Data entries for graphics
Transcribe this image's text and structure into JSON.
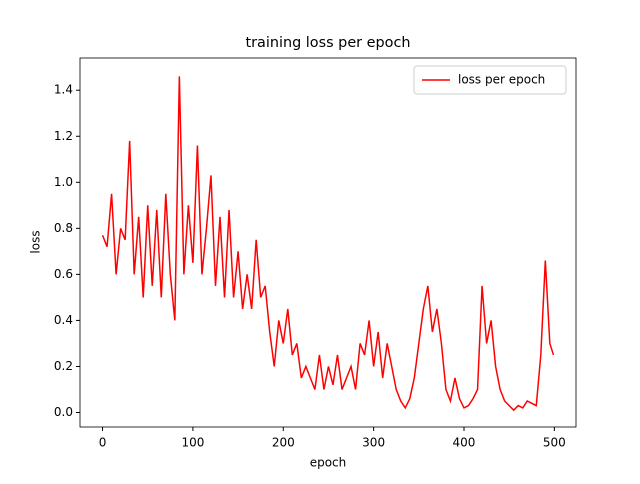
{
  "chart_data": {
    "type": "line",
    "title": "training loss per epoch",
    "x_label": "epoch",
    "y_label": "loss",
    "x": [
      0,
      5,
      10,
      15,
      20,
      25,
      30,
      35,
      40,
      45,
      50,
      55,
      60,
      65,
      70,
      75,
      80,
      85,
      90,
      95,
      100,
      105,
      110,
      115,
      120,
      125,
      130,
      135,
      140,
      145,
      150,
      155,
      160,
      165,
      170,
      175,
      180,
      185,
      190,
      195,
      200,
      205,
      210,
      215,
      220,
      225,
      230,
      235,
      240,
      245,
      250,
      255,
      260,
      265,
      270,
      275,
      280,
      285,
      290,
      295,
      300,
      305,
      310,
      315,
      320,
      325,
      330,
      335,
      340,
      345,
      350,
      355,
      360,
      365,
      370,
      375,
      380,
      385,
      390,
      395,
      400,
      405,
      410,
      415,
      420,
      425,
      430,
      435,
      440,
      445,
      450,
      455,
      460,
      465,
      470,
      475,
      480,
      485,
      490,
      495,
      499
    ],
    "series": [
      {
        "name": "loss per epoch",
        "color": "#ff0000",
        "values": [
          0.77,
          0.72,
          0.95,
          0.6,
          0.8,
          0.75,
          1.18,
          0.6,
          0.85,
          0.5,
          0.9,
          0.55,
          0.88,
          0.5,
          0.95,
          0.6,
          0.4,
          1.46,
          0.6,
          0.9,
          0.65,
          1.16,
          0.6,
          0.8,
          1.03,
          0.55,
          0.85,
          0.5,
          0.88,
          0.5,
          0.7,
          0.45,
          0.6,
          0.45,
          0.75,
          0.5,
          0.55,
          0.35,
          0.2,
          0.4,
          0.3,
          0.45,
          0.25,
          0.3,
          0.15,
          0.2,
          0.15,
          0.1,
          0.25,
          0.1,
          0.2,
          0.12,
          0.25,
          0.1,
          0.15,
          0.2,
          0.1,
          0.3,
          0.25,
          0.4,
          0.2,
          0.35,
          0.15,
          0.3,
          0.2,
          0.1,
          0.05,
          0.02,
          0.06,
          0.15,
          0.3,
          0.45,
          0.55,
          0.35,
          0.45,
          0.3,
          0.1,
          0.05,
          0.15,
          0.06,
          0.02,
          0.03,
          0.06,
          0.1,
          0.55,
          0.3,
          0.4,
          0.2,
          0.1,
          0.05,
          0.03,
          0.01,
          0.03,
          0.02,
          0.05,
          0.04,
          0.03,
          0.25,
          0.66,
          0.3,
          0.25
        ]
      }
    ],
    "xlim": [
      -24.95,
      523.95
    ],
    "ylim": [
      -0.063,
      1.54
    ],
    "xticks": [
      0,
      100,
      200,
      300,
      400,
      500
    ],
    "yticks": [
      {
        "value": 0,
        "label": "0.0"
      },
      0.2,
      0.4,
      0.6,
      0.8,
      {
        "value": 1,
        "label": "1.0"
      },
      1.2,
      1.4
    ],
    "legend": "upper right"
  }
}
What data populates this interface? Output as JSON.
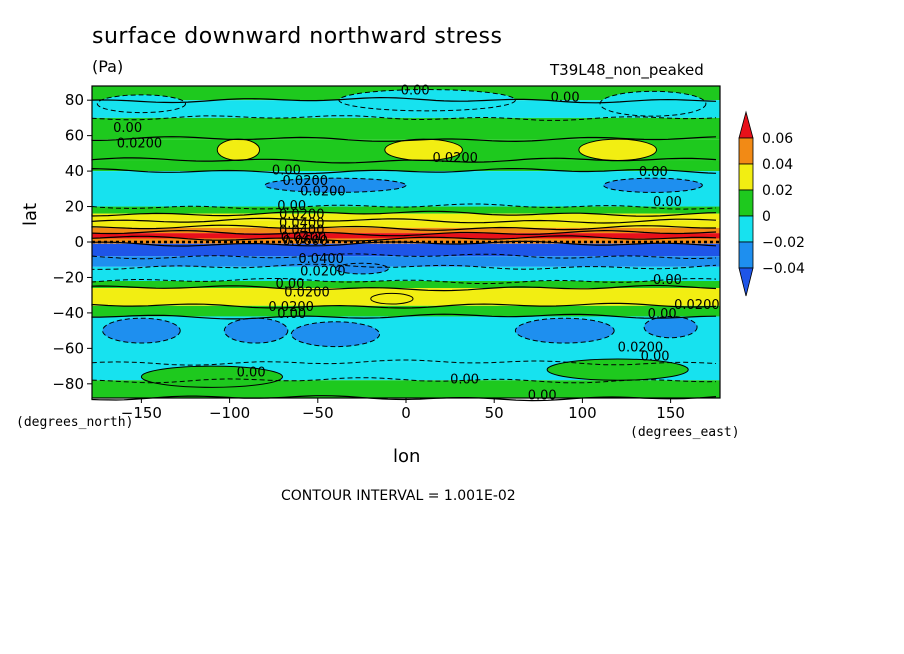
{
  "chart_data": {
    "type": "heatmap",
    "title": "surface downward northward stress",
    "units": "(Pa)",
    "run_label": "T39L48_non_peaked",
    "xlabel": "lon",
    "ylabel": "lat",
    "x_units_label": "(degrees_east)",
    "y_units_label": "(degrees_north)",
    "contour_interval_label": "CONTOUR INTERVAL = 1.001E-02",
    "xlim": [
      -178,
      178
    ],
    "ylim": [
      -88,
      88
    ],
    "x_ticks": [
      -150,
      -100,
      -50,
      0,
      50,
      100,
      150
    ],
    "x_tick_labels": [
      "−150",
      "−100",
      "−50",
      "0",
      "50",
      "100",
      "150"
    ],
    "y_ticks": [
      -80,
      -60,
      -40,
      -20,
      0,
      20,
      40,
      60,
      80
    ],
    "y_tick_labels": [
      "−80",
      "−60",
      "−40",
      "−20",
      "0",
      "20",
      "40",
      "60",
      "80"
    ],
    "colorbar": {
      "levels": [
        0.06,
        0.04,
        0.02,
        0,
        -0.02,
        -0.04
      ],
      "labels": [
        "0.06",
        "0.04",
        "0.02",
        "0",
        "−0.02",
        "−0.04"
      ],
      "colors": [
        "#e8101a",
        "#f28a15",
        "#f2ee12",
        "#1ec91e",
        "#17e2ef",
        "#1e8fef",
        "#1e55e8"
      ]
    },
    "lat_bands": [
      {
        "lat": [
          80,
          88
        ],
        "value": 0.005
      },
      {
        "lat": [
          70,
          80
        ],
        "value": -0.005
      },
      {
        "lat": [
          58,
          70
        ],
        "value": 0.005
      },
      {
        "lat": [
          46,
          58
        ],
        "value": 0.012
      },
      {
        "lat": [
          40,
          46
        ],
        "value": 0.005
      },
      {
        "lat": [
          20,
          40
        ],
        "value": -0.01
      },
      {
        "lat": [
          16,
          20
        ],
        "value": 0.005
      },
      {
        "lat": [
          12,
          16
        ],
        "value": 0.025
      },
      {
        "lat": [
          8,
          12
        ],
        "value": 0.035
      },
      {
        "lat": [
          5,
          8
        ],
        "value": 0.045
      },
      {
        "lat": [
          2,
          5
        ],
        "value": 0.07
      },
      {
        "lat": [
          -1,
          2
        ],
        "value": 0.05
      },
      {
        "lat": [
          -8,
          -1
        ],
        "value": -0.05
      },
      {
        "lat": [
          -14,
          -8
        ],
        "value": -0.03
      },
      {
        "lat": [
          -22,
          -14
        ],
        "value": -0.015
      },
      {
        "lat": [
          -26,
          -22
        ],
        "value": 0.005
      },
      {
        "lat": [
          -36,
          -26
        ],
        "value": 0.025
      },
      {
        "lat": [
          -42,
          -36
        ],
        "value": 0.005
      },
      {
        "lat": [
          -68,
          -42
        ],
        "value": -0.012
      },
      {
        "lat": [
          -78,
          -68
        ],
        "value": -0.005
      },
      {
        "lat": [
          -88,
          -78
        ],
        "value": 0.005
      }
    ],
    "patches": [
      {
        "lon": 12,
        "lat": 80,
        "rlon": 50,
        "rlat": 6,
        "value": -0.012
      },
      {
        "lon": 140,
        "lat": 78,
        "rlon": 30,
        "rlat": 7,
        "value": -0.012
      },
      {
        "lon": -150,
        "lat": 78,
        "rlon": 25,
        "rlat": 5,
        "value": -0.012
      },
      {
        "lon": -95,
        "lat": 52,
        "rlon": 12,
        "rlat": 6,
        "value": 0.025
      },
      {
        "lon": 10,
        "lat": 52,
        "rlon": 22,
        "rlat": 6,
        "value": 0.025
      },
      {
        "lon": 120,
        "lat": 52,
        "rlon": 22,
        "rlat": 6,
        "value": 0.025
      },
      {
        "lon": 140,
        "lat": 32,
        "rlon": 28,
        "rlat": 4,
        "value": -0.025
      },
      {
        "lon": -40,
        "lat": 32,
        "rlon": 40,
        "rlat": 4,
        "value": -0.025
      },
      {
        "lon": -25,
        "lat": -15,
        "rlon": 15,
        "rlat": 3,
        "value": -0.025
      },
      {
        "lon": -8,
        "lat": -32,
        "rlon": 12,
        "rlat": 3,
        "value": 0.035
      },
      {
        "lon": -150,
        "lat": -50,
        "rlon": 22,
        "rlat": 7,
        "value": -0.025
      },
      {
        "lon": -85,
        "lat": -50,
        "rlon": 18,
        "rlat": 7,
        "value": -0.025
      },
      {
        "lon": -40,
        "lat": -52,
        "rlon": 25,
        "rlat": 7,
        "value": -0.025
      },
      {
        "lon": 90,
        "lat": -50,
        "rlon": 28,
        "rlat": 7,
        "value": -0.025
      },
      {
        "lon": 150,
        "lat": -48,
        "rlon": 15,
        "rlat": 6,
        "value": -0.025
      },
      {
        "lon": 120,
        "lat": -72,
        "rlon": 40,
        "rlat": 6,
        "value": 0.005
      },
      {
        "lon": -110,
        "lat": -76,
        "rlon": 40,
        "rlat": 6,
        "value": 0.005
      }
    ],
    "contour_labels": [
      {
        "text": "0.00",
        "lon": -3,
        "lat": 86
      },
      {
        "text": "0.00",
        "lon": 82,
        "lat": 82
      },
      {
        "text": "0.00",
        "lon": -166,
        "lat": 65
      },
      {
        "text": "0.0200",
        "lon": -164,
        "lat": 56
      },
      {
        "text": "0.0200",
        "lon": 15,
        "lat": 48
      },
      {
        "text": "0.00",
        "lon": -76,
        "lat": 41
      },
      {
        "text": "0.0200",
        "lon": -70,
        "lat": 35
      },
      {
        "text": "0.00",
        "lon": 132,
        "lat": 40
      },
      {
        "text": "0.0200",
        "lon": -60,
        "lat": 29
      },
      {
        "text": "0.00",
        "lon": 140,
        "lat": 23
      },
      {
        "text": "0.00",
        "lon": -73,
        "lat": 21
      },
      {
        "text": "0.0200",
        "lon": -72,
        "lat": 16
      },
      {
        "text": "0.0400",
        "lon": -72,
        "lat": 11
      },
      {
        "text": "0.0400",
        "lon": -72,
        "lat": 7
      },
      {
        "text": "0.0400",
        "lon": -71,
        "lat": 3
      },
      {
        "text": "0.0600",
        "lon": -70,
        "lat": 1
      },
      {
        "text": "0.0400",
        "lon": -61,
        "lat": -9
      },
      {
        "text": "0.0200",
        "lon": -60,
        "lat": -16
      },
      {
        "text": "0.00",
        "lon": 140,
        "lat": -21
      },
      {
        "text": "0.00",
        "lon": -74,
        "lat": -23
      },
      {
        "text": "0.0200",
        "lon": -69,
        "lat": -28
      },
      {
        "text": "0.0200",
        "lon": -78,
        "lat": -36
      },
      {
        "text": "0.0200",
        "lon": 152,
        "lat": -35
      },
      {
        "text": "0.00",
        "lon": -73,
        "lat": -40
      },
      {
        "text": "0.00",
        "lon": 137,
        "lat": -40
      },
      {
        "text": "0.0200",
        "lon": 120,
        "lat": -59
      },
      {
        "text": "0.00",
        "lon": 133,
        "lat": -64
      },
      {
        "text": "0.00",
        "lon": -96,
        "lat": -73
      },
      {
        "text": "0.00",
        "lon": 25,
        "lat": -77
      },
      {
        "text": "0.00",
        "lon": 69,
        "lat": -86
      }
    ]
  }
}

PROBLEM STATEMENT
Pick out the lines above that hold the string "JSON" and show them.

ANSWER FOR THE TASK
Transcribe this image's text and structure into JSON.
What data populates this interface? Output as JSON.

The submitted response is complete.